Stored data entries

++++++++

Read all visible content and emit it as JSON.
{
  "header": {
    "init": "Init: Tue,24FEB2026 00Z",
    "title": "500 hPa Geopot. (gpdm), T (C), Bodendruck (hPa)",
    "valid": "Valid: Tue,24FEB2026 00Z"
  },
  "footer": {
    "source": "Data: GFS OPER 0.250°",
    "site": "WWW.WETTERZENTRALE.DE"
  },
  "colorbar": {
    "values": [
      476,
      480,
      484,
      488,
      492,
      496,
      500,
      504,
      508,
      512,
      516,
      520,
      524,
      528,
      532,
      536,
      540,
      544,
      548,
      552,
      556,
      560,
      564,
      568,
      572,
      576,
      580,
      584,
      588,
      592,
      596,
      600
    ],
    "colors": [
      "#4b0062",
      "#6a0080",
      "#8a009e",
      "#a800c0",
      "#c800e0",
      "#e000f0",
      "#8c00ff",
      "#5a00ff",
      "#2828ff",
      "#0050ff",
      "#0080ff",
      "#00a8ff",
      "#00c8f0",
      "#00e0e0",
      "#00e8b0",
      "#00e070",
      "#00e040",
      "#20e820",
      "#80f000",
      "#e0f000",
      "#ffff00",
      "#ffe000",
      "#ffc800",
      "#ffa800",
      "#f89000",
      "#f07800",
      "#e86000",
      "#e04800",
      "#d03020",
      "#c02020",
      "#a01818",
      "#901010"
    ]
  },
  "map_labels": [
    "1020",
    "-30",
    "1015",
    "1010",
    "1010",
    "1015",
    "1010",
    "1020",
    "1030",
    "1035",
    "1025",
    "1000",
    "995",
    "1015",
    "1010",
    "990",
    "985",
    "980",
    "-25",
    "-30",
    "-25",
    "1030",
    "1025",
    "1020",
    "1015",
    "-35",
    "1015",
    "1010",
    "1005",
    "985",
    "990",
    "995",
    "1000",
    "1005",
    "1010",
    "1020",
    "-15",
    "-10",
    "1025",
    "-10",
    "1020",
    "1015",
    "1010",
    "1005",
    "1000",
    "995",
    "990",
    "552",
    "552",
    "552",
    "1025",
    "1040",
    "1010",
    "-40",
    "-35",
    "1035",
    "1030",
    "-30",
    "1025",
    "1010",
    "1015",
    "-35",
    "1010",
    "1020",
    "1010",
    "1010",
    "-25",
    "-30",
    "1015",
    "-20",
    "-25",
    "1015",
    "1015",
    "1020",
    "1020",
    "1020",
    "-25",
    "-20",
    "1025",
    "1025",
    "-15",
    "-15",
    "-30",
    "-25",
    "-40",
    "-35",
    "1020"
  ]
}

++++++++

DIRECTIONS:
Repeat the data precisely, reproducing every entry.

WRITTEN ANSWER:
Read all visible content and emit it as JSON.
{
  "header": {
    "init": "Init: Tue,24FEB2026 00Z",
    "title": "500 hPa Geopot. (gpdm), T (C), Bodendruck (hPa)",
    "valid": "Valid: Tue,24FEB2026 00Z"
  },
  "footer": {
    "source": "Data: GFS OPER 0.250°",
    "site": "WWW.WETTERZENTRALE.DE"
  },
  "colorbar": {
    "values": [
      476,
      480,
      484,
      488,
      492,
      496,
      500,
      504,
      508,
      512,
      516,
      520,
      524,
      528,
      532,
      536,
      540,
      544,
      548,
      552,
      556,
      560,
      564,
      568,
      572,
      576,
      580,
      584,
      588,
      592,
      596,
      600
    ],
    "colors": [
      "#4b0062",
      "#6a0080",
      "#8a009e",
      "#a800c0",
      "#c800e0",
      "#e000f0",
      "#8c00ff",
      "#5a00ff",
      "#2828ff",
      "#0050ff",
      "#0080ff",
      "#00a8ff",
      "#00c8f0",
      "#00e0e0",
      "#00e8b0",
      "#00e070",
      "#00e040",
      "#20e820",
      "#80f000",
      "#e0f000",
      "#ffff00",
      "#ffe000",
      "#ffc800",
      "#ffa800",
      "#f89000",
      "#f07800",
      "#e86000",
      "#e04800",
      "#d03020",
      "#c02020",
      "#a01818",
      "#901010"
    ]
  },
  "map_labels": [
    "1020",
    "-30",
    "1015",
    "1010",
    "1010",
    "1015",
    "1010",
    "1020",
    "1030",
    "1035",
    "1025",
    "1000",
    "995",
    "1015",
    "1010",
    "990",
    "985",
    "980",
    "-25",
    "-30",
    "-25",
    "1030",
    "1025",
    "1020",
    "1015",
    "-35",
    "1015",
    "1010",
    "1005",
    "985",
    "990",
    "995",
    "1000",
    "1005",
    "1010",
    "1020",
    "-15",
    "-10",
    "1025",
    "-10",
    "1020",
    "1015",
    "1010",
    "1005",
    "1000",
    "995",
    "990",
    "552",
    "552",
    "552",
    "1025",
    "1040",
    "1010",
    "-40",
    "-35",
    "1035",
    "1030",
    "-30",
    "1025",
    "1010",
    "1015",
    "-35",
    "1010",
    "1020",
    "1010",
    "1010",
    "-25",
    "-30",
    "1015",
    "-20",
    "-25",
    "1015",
    "1015",
    "1020",
    "1020",
    "1020",
    "-25",
    "-20",
    "1025",
    "1025",
    "-15",
    "-15",
    "-30",
    "-25",
    "-40",
    "-35",
    "1020"
  ]
}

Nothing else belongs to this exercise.